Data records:
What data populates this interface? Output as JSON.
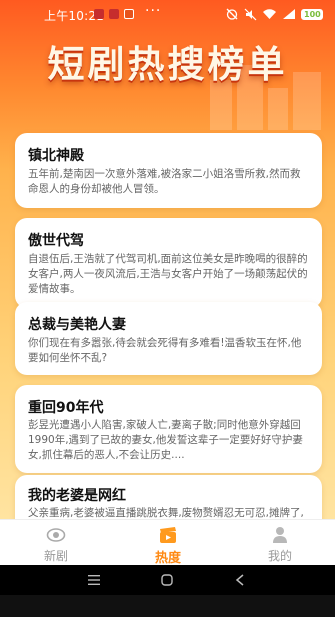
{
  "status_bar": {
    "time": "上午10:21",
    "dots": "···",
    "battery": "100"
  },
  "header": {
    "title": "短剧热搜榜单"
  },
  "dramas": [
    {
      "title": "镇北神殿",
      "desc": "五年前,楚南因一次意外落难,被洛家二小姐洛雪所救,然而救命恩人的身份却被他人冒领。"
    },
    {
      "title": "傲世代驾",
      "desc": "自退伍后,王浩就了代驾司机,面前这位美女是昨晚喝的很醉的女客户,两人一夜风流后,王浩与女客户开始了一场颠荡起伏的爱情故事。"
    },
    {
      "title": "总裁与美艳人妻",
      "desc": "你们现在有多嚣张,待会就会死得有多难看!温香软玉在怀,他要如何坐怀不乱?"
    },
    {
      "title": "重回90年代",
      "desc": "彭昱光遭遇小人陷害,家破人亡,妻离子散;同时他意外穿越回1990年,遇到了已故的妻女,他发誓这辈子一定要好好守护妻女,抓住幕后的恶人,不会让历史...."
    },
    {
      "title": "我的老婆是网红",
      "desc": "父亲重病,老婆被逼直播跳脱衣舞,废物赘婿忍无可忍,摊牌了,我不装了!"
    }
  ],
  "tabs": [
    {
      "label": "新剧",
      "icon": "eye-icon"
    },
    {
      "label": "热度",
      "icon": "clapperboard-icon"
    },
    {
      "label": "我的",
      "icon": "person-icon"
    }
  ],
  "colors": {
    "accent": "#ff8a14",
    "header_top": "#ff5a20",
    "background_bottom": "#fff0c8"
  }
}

**TASK DESCRIPTION:**
Could you reproduce every record above exactly, leaving out the pictures?

**FINAL RESULT:**
What data populates this interface? Output as JSON.
{
  "status_bar": {
    "time": "上午10:21",
    "dots": "···",
    "battery": "100"
  },
  "header": {
    "title": "短剧热搜榜单"
  },
  "dramas": [
    {
      "title": "镇北神殿",
      "desc": "五年前,楚南因一次意外落难,被洛家二小姐洛雪所救,然而救命恩人的身份却被他人冒领。"
    },
    {
      "title": "傲世代驾",
      "desc": "自退伍后,王浩就了代驾司机,面前这位美女是昨晚喝的很醉的女客户,两人一夜风流后,王浩与女客户开始了一场颠荡起伏的爱情故事。"
    },
    {
      "title": "总裁与美艳人妻",
      "desc": "你们现在有多嚣张,待会就会死得有多难看!温香软玉在怀,他要如何坐怀不乱?"
    },
    {
      "title": "重回90年代",
      "desc": "彭昱光遭遇小人陷害,家破人亡,妻离子散;同时他意外穿越回1990年,遇到了已故的妻女,他发誓这辈子一定要好好守护妻女,抓住幕后的恶人,不会让历史...."
    },
    {
      "title": "我的老婆是网红",
      "desc": "父亲重病,老婆被逼直播跳脱衣舞,废物赘婿忍无可忍,摊牌了,我不装了!"
    }
  ],
  "tabs": [
    {
      "label": "新剧",
      "icon": "eye-icon"
    },
    {
      "label": "热度",
      "icon": "clapperboard-icon"
    },
    {
      "label": "我的",
      "icon": "person-icon"
    }
  ],
  "colors": {
    "accent": "#ff8a14",
    "header_top": "#ff5a20",
    "background_bottom": "#fff0c8"
  }
}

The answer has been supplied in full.